Items from a dataset:
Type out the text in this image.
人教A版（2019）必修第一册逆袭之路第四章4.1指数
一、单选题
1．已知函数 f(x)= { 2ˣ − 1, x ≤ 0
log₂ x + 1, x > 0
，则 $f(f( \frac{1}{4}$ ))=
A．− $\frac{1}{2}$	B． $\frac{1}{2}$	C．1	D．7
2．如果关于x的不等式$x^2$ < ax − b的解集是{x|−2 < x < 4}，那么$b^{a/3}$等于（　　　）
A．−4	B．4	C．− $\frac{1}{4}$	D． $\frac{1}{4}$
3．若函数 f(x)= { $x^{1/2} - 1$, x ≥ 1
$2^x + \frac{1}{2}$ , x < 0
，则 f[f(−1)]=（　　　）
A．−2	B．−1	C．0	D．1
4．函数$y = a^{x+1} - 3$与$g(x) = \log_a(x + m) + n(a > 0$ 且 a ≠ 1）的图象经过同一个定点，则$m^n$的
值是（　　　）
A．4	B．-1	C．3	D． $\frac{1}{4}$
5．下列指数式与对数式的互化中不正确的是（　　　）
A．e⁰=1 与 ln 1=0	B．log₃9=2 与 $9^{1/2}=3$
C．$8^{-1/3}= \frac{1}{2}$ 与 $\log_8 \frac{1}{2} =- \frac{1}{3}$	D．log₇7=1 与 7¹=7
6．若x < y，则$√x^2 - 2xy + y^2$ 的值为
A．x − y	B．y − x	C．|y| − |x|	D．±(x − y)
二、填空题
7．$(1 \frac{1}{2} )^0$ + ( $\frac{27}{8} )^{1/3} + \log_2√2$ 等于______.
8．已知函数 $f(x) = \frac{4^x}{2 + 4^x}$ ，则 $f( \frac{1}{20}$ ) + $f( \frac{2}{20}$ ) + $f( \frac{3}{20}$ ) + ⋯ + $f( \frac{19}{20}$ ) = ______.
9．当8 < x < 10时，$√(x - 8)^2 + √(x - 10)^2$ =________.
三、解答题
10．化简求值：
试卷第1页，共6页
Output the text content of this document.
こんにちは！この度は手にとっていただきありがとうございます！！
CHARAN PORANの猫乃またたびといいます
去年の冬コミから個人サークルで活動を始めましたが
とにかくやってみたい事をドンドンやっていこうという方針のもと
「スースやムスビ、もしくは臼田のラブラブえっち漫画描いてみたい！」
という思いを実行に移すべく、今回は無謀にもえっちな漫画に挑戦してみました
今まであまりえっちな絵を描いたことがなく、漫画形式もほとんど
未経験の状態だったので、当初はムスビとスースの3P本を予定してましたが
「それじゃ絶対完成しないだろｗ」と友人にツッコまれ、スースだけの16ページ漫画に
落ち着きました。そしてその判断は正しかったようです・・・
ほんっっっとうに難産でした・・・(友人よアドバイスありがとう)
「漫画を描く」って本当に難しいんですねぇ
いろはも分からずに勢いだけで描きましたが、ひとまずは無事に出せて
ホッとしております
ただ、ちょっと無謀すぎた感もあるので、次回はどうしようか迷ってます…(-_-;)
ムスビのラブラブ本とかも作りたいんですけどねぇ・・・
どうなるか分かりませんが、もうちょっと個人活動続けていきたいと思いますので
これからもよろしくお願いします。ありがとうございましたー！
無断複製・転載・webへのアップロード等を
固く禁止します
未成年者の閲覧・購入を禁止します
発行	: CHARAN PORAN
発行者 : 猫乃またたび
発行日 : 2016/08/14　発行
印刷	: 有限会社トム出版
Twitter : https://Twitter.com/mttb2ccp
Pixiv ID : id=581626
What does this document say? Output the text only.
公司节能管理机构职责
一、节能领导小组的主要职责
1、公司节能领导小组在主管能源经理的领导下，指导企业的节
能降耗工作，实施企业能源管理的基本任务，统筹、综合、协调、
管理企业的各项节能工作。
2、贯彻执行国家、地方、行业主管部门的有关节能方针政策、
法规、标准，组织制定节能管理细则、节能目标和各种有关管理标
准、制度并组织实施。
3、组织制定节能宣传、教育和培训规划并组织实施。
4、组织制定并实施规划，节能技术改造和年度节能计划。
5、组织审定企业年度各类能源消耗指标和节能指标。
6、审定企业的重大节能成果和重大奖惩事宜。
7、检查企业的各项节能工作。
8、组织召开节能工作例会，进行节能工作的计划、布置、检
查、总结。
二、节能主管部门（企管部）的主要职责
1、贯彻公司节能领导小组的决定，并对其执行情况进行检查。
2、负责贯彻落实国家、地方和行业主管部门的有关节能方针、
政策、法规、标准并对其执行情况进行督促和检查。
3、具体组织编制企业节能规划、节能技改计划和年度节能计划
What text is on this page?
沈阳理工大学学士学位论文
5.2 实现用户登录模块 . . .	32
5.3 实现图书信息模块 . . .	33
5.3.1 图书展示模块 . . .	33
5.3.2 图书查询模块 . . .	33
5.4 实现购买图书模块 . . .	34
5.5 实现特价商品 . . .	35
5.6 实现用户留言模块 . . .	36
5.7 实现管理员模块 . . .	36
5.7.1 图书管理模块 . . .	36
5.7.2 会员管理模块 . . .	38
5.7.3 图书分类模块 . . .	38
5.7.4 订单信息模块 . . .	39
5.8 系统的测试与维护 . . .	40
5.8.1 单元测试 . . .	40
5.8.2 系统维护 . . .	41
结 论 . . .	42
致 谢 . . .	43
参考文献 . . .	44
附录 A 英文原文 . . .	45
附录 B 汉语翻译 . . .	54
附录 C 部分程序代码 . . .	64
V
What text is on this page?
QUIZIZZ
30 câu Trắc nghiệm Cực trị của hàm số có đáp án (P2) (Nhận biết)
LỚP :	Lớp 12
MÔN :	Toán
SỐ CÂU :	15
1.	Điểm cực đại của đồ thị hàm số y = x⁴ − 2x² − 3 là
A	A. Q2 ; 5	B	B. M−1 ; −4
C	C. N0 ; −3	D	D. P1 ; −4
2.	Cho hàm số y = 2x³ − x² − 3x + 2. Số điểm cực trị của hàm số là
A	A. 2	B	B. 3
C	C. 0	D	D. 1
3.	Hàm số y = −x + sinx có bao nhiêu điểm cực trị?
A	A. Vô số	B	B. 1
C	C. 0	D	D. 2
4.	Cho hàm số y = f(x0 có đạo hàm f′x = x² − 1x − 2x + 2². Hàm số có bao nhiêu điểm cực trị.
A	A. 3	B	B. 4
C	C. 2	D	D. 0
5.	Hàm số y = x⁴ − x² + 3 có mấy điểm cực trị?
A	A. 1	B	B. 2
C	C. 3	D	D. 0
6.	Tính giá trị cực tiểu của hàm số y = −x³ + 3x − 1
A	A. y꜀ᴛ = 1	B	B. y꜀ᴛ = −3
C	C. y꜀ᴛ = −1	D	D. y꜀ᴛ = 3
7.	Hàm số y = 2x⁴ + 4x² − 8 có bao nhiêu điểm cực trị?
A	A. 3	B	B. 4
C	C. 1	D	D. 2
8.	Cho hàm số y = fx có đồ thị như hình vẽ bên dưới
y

▶ [WORK TO COMPLETE] Please reproduce each record precisely as written.

▶ [PROBLEM SOLUTION]
Type out the text in this image.
人教A版（2019）必修第一册逆袭之路第四章4.1指数
一、单选题
1．已知函数 f(x)= { 2ˣ − 1, x ≤ 0
log₂ x + 1, x > 0
，则 $f(f( \frac{1}{4}$ ))=
A．− $\frac{1}{2}$	B． $\frac{1}{2}$	C．1	D．7
2．如果关于x的不等式$x^2$ < ax − b的解集是{x|−2 < x < 4}，那么$b^{a/3}$等于（　　　）
A．−4	B．4	C．− $\frac{1}{4}$	D． $\frac{1}{4}$
3．若函数 f(x)= { $x^{1/2} - 1$, x ≥ 1
$2^x + \frac{1}{2}$ , x < 0
，则 f[f(−1)]=（　　　）
A．−2	B．−1	C．0	D．1
4．函数$y = a^{x+1} - 3$与$g(x) = \log_a(x + m) + n(a > 0$ 且 a ≠ 1）的图象经过同一个定点，则$m^n$的
值是（　　　）
A．4	B．-1	C．3	D． $\frac{1}{4}$
5．下列指数式与对数式的互化中不正确的是（　　　）
A．e⁰=1 与 ln 1=0	B．log₃9=2 与 $9^{1/2}=3$
C．$8^{-1/3}= \frac{1}{2}$ 与 $\log_8 \frac{1}{2} =- \frac{1}{3}$	D．log₇7=1 与 7¹=7
6．若x < y，则$√x^2 - 2xy + y^2$ 的值为
A．x − y	B．y − x	C．|y| − |x|	D．±(x − y)
二、填空题
7．$(1 \frac{1}{2} )^0$ + ( $\frac{27}{8} )^{1/3} + \log_2√2$ 等于______.
8．已知函数 $f(x) = \frac{4^x}{2 + 4^x}$ ，则 $f( \frac{1}{20}$ ) + $f( \frac{2}{20}$ ) + $f( \frac{3}{20}$ ) + ⋯ + $f( \frac{19}{20}$ ) = ______.
9．当8 < x < 10时，$√(x - 8)^2 + √(x - 10)^2$ =________.
三、解答题
10．化简求值：
试卷第1页，共6页
Output the text content of this document.
こんにちは！この度は手にとっていただきありがとうございます！！
CHARAN PORANの猫乃またたびといいます
去年の冬コミから個人サークルで活動を始めましたが
とにかくやってみたい事をドンドンやっていこうという方針のもと
「スースやムスビ、もしくは臼田のラブラブえっち漫画描いてみたい！」
という思いを実行に移すべく、今回は無謀にもえっちな漫画に挑戦してみました
今まであまりえっちな絵を描いたことがなく、漫画形式もほとんど
未経験の状態だったので、当初はムスビとスースの3P本を予定してましたが
「それじゃ絶対完成しないだろｗ」と友人にツッコまれ、スースだけの16ページ漫画に
落ち着きました。そしてその判断は正しかったようです・・・
ほんっっっとうに難産でした・・・(友人よアドバイスありがとう)
「漫画を描く」って本当に難しいんですねぇ
いろはも分からずに勢いだけで描きましたが、ひとまずは無事に出せて
ホッとしております
ただ、ちょっと無謀すぎた感もあるので、次回はどうしようか迷ってます…(-_-;)
ムスビのラブラブ本とかも作りたいんですけどねぇ・・・
どうなるか分かりませんが、もうちょっと個人活動続けていきたいと思いますので
これからもよろしくお願いします。ありがとうございましたー！
無断複製・転載・webへのアップロード等を
固く禁止します
未成年者の閲覧・購入を禁止します
発行	: CHARAN PORAN
発行者 : 猫乃またたび
発行日 : 2016/08/14　発行
印刷	: 有限会社トム出版
Twitter : https://Twitter.com/mttb2ccp
Pixiv ID : id=581626
What does this document say? Output the text only.
公司节能管理机构职责
一、节能领导小组的主要职责
1、公司节能领导小组在主管能源经理的领导下，指导企业的节
能降耗工作，实施企业能源管理的基本任务，统筹、综合、协调、
管理企业的各项节能工作。
2、贯彻执行国家、地方、行业主管部门的有关节能方针政策、
法规、标准，组织制定节能管理细则、节能目标和各种有关管理标
准、制度并组织实施。
3、组织制定节能宣传、教育和培训规划并组织实施。
4、组织制定并实施规划，节能技术改造和年度节能计划。
5、组织审定企业年度各类能源消耗指标和节能指标。
6、审定企业的重大节能成果和重大奖惩事宜。
7、检查企业的各项节能工作。
8、组织召开节能工作例会，进行节能工作的计划、布置、检
查、总结。
二、节能主管部门（企管部）的主要职责
1、贯彻公司节能领导小组的决定，并对其执行情况进行检查。
2、负责贯彻落实国家、地方和行业主管部门的有关节能方针、
政策、法规、标准并对其执行情况进行督促和检查。
3、具体组织编制企业节能规划、节能技改计划和年度节能计划
What text is on this page?
沈阳理工大学学士学位论文
5.2 实现用户登录模块 . . .	32
5.3 实现图书信息模块 . . .	33
5.3.1 图书展示模块 . . .	33
5.3.2 图书查询模块 . . .	33
5.4 实现购买图书模块 . . .	34
5.5 实现特价商品 . . .	35
5.6 实现用户留言模块 . . .	36
5.7 实现管理员模块 . . .	36
5.7.1 图书管理模块 . . .	36
5.7.2 会员管理模块 . . .	38
5.7.3 图书分类模块 . . .	38
5.7.4 订单信息模块 . . .	39
5.8 系统的测试与维护 . . .	40
5.8.1 单元测试 . . .	40
5.8.2 系统维护 . . .	41
结 论 . . .	42
致 谢 . . .	43
参考文献 . . .	44
附录 A 英文原文 . . .	45
附录 B 汉语翻译 . . .	54
附录 C 部分程序代码 . . .	64
V
What text is on this page?
QUIZIZZ
30 câu Trắc nghiệm Cực trị của hàm số có đáp án (P2) (Nhận biết)
LỚP :	Lớp 12
MÔN :	Toán
SỐ CÂU :	15
1.	Điểm cực đại của đồ thị hàm số y = x⁴ − 2x² − 3 là
A	A. Q2 ; 5	B	B. M−1 ; −4
C	C. N0 ; −3	D	D. P1 ; −4
2.	Cho hàm số y = 2x³ − x² − 3x + 2. Số điểm cực trị của hàm số là
A	A. 2	B	B. 3
C	C. 0	D	D. 1
3.	Hàm số y = −x + sinx có bao nhiêu điểm cực trị?
A	A. Vô số	B	B. 1
C	C. 0	D	D. 2
4.	Cho hàm số y = f(x0 có đạo hàm f′x = x² − 1x − 2x + 2². Hàm số có bao nhiêu điểm cực trị.
A	A. 3	B	B. 4
C	C. 2	D	D. 0
5.	Hàm số y = x⁴ − x² + 3 có mấy điểm cực trị?
A	A. 1	B	B. 2
C	C. 3	D	D. 0
6.	Tính giá trị cực tiểu của hàm số y = −x³ + 3x − 1
A	A. y꜀ᴛ = 1	B	B. y꜀ᴛ = −3
C	C. y꜀ᴛ = −1	D	D. y꜀ᴛ = 3
7.	Hàm số y = 2x⁴ + 4x² − 8 có bao nhiêu điểm cực trị?
A	A. 3	B	B. 4
C	C. 1	D	D. 2
8.	Cho hàm số y = fx có đồ thị như hình vẽ bên dưới
y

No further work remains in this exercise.